Отрывок для чтения:
Как же так? Воздушная дымка, созданная теплым воздухом, влагой и пылью, висела над землей и в давние времена. Она скрадывала очертания предметов, делала расплывчатыми детали. Видели это художники прошлых эпох? Очевидно, видели в физическом смысле слова. Но долго не замечали. Во всяком случае, не передавали на своих картинах. Кладку кирпича, решетку оград, оконные переплеты средневековые художники выписывали, несмотря на любое их отдаление, с неизменной четкостью и подробностью. А потом глаз живописцев открыл для себя воздушную дымку, появилось знаменитое «сфуматто» итальянских мастеров, смягчило жесткие контуры, создало ощущение воздуха — живого, теплого, а вместе с ним ощущение удаленности, ощущение глубины пространства.
Все развитие живописи отразилось, между прочим, и в том, как менялось восприятие пейзажа. Иногда на протяжении жизни одного поколения. Мастер из Нюрнберга Михаэль Вольгемут был еще жив, когда стал знаменитым его великий ученик Альбрехт Дюрер. Они жили в одном и том же городе, их окружал один и тот же пейзаж. Но когда Вольгемуту нужен был для фона на алтаре город, он довольствовался сокращенной формулой: кривая улица, несколько домов с островерхими крышами — так обозначался город, город вообще. Сельский пейзаж обозначался холмом и деревом, по которому нельзя узнать, какой оно породы. А рисунки Дюрера отмечают в каждом доме и в каждом дереве то, что делает его особенным и неповторимым. Он передает и состояние природы, и собственное настроение при его созерцании. Дюрера занимает, почему так не похожи друг на друга деревья. Его занимает, как меняется облик каждого из них. Иначе упал солнечный луч, переменил направление ветер, зелень вспыхнула золотом. Хочешь, чтобы дерево было похоже на себя, передай даже шепот его листвы кистью! Или резцом! Еще недавно художники и не помышляли о том, чтобы передавать все это. И у Дюрера природа не сразу стала одухотворенной. Чтобы она на его гравюрах, рисунках, картинах заговорила с человеком и о человеке, ушли годы. Как же можно говорить, что пейзаж не меняется?

Что сделать:
• 1. Ответьте на вопросы по отрывку о пейзаже в живописи:
(а) Что создавало воздушную дымку над землей?
(б) В каком городе жили Вольгемут и Дюрер?
(в) Как Вольгемут обозначал сельский пейзаж?
• 2. Продолжите отрывок о пейзаже в живописи сразу после его последней фразы.

Исходные строки:
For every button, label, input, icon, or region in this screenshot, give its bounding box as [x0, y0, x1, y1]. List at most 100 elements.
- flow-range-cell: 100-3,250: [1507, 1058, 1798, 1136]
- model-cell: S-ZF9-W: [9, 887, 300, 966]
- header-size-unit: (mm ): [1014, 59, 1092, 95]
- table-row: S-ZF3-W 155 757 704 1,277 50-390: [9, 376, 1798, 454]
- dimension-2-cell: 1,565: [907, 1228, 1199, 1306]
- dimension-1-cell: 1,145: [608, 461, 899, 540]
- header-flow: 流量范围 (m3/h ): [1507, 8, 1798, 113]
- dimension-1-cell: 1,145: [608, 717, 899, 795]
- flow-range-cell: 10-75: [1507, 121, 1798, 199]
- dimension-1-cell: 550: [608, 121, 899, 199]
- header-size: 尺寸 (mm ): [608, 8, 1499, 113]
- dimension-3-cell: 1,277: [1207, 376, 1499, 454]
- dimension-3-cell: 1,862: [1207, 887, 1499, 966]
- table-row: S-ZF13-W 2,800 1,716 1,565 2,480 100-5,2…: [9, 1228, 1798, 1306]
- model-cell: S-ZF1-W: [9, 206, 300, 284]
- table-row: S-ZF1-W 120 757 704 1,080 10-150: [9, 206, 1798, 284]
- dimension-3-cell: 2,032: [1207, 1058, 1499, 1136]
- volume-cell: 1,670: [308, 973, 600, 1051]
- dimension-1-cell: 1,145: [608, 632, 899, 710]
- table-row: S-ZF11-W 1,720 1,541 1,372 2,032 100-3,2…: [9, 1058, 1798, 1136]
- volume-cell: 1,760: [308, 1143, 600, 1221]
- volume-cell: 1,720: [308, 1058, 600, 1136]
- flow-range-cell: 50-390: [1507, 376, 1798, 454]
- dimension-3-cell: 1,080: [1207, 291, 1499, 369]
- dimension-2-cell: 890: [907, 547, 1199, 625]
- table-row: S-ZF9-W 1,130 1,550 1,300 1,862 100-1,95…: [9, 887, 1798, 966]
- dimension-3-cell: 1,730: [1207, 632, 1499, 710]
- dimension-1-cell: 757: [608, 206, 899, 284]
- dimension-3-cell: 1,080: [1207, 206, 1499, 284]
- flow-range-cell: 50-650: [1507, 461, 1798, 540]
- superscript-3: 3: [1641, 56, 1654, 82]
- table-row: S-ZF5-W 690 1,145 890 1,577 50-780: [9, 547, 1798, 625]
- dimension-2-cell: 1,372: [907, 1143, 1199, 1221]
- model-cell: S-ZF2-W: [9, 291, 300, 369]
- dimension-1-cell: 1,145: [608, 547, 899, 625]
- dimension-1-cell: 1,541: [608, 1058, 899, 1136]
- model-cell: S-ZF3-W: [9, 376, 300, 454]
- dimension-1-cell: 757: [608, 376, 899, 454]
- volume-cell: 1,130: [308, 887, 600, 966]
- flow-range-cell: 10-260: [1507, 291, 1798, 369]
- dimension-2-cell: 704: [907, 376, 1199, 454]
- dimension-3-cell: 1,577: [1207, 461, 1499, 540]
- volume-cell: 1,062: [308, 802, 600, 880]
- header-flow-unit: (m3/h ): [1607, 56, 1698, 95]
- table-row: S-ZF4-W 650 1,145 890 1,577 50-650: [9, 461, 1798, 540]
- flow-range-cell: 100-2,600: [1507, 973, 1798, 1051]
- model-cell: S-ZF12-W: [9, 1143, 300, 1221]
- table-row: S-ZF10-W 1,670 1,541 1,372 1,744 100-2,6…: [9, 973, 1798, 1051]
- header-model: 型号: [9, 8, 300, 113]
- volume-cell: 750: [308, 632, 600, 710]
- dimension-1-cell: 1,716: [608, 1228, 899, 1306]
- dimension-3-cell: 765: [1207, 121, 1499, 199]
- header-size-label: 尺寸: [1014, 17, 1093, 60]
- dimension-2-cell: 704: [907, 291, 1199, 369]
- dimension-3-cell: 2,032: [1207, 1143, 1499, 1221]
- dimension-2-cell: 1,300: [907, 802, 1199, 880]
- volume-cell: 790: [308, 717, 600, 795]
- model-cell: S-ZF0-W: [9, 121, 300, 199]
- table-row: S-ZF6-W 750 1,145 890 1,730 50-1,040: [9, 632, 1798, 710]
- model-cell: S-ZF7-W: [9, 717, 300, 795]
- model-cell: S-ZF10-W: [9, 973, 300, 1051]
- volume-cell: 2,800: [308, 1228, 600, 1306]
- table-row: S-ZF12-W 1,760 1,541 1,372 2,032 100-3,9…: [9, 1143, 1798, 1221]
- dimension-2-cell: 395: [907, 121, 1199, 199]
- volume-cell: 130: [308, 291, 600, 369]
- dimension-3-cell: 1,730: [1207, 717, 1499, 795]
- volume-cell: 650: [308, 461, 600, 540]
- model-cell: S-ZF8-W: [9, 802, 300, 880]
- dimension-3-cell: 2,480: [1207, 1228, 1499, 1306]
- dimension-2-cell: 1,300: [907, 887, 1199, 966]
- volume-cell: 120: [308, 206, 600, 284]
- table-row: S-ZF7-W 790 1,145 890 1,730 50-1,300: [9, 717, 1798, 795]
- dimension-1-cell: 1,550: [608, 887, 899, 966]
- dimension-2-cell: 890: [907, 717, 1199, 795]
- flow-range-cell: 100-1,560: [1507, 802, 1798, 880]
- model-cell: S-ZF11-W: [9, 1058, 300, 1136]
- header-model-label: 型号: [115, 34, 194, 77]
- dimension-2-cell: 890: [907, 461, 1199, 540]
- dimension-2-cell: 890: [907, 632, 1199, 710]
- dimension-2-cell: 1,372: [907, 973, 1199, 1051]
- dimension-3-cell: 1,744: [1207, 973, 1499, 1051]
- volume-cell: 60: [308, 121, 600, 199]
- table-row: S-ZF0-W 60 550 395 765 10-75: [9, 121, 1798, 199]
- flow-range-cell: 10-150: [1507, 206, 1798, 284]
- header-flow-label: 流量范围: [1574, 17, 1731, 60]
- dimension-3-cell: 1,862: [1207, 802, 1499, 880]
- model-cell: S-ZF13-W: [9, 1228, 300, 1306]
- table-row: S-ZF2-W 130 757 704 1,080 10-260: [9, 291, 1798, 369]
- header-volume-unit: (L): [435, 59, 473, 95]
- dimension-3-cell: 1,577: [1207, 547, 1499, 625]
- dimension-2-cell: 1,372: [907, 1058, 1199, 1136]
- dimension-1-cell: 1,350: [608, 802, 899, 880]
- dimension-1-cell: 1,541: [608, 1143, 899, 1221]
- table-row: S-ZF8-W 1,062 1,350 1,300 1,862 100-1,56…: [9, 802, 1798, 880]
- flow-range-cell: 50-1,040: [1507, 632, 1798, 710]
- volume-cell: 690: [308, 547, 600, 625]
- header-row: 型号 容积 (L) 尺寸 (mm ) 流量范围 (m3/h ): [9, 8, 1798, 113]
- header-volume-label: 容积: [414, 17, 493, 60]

Ответы:
• 1.
(а) Теплый воздух, влага и пыль.
(б) В Нюрнберге.
(в) Холмом и деревом, по которому нельзя узнать, какой оно породы.

• 2.
Мне не раз приходилось видеть, как несколько художников пишут один и тот же пейзаж, один и тот же угол опушки, одни и те же березки, одну и ту же ель, яму, те же кусты, и у каждого все выходило по-другому: иначе ложатся краски, иначе движется кисть, по-своему передана игра светотени. У одного опушка радостно зовет в лес, у другого загадывает загадку, у третьего — страшит. Каждый по-своему передал состояние природы и свое отношение к ней. А как же иначе? Иначе зачем живопись, зачем музыка, зачем поэзия? Если каждый будет снова и снова тиражировать один и тот же неизменный пейзаж, зачем искусство? Зачем искусство, если оно будет подчинено примитивно понятным правилам перспективы, не говоря уже о «санитарных нормах»?
У оскорбительно-резких, высокомерно-безапелляционных отзывов нередко есть общие черты. Их авторы не всегда подписываются так, чтобы можно было разобрать их подпись. Но непременно ставят свои титулы, иногда несколько загадочные: «Член-корреспондент Добровольного общества но изучению…», чего именно неясно. «Председатель правления клуба на общественных началах». Впрочем, иногда и вполне реальные должности, названия которых не привожу, чтобы не обижать организации и учреждения, вовсе не уполномочивавшие принадлежащих к ним лиц на такие отзывы. И еще — авторы таких отзывов обычно говорят не от своего имени, а от имени всех зрителей. Или даже всего народа. «Зрители этого не примут», «Народ этого не поймет». И не объясняют грозные прокуроры и судьи неумытные, как говаривали в старину, где, когда, как справлялись они о мнении зрителей и по какому праву выносят приговор от имени народа.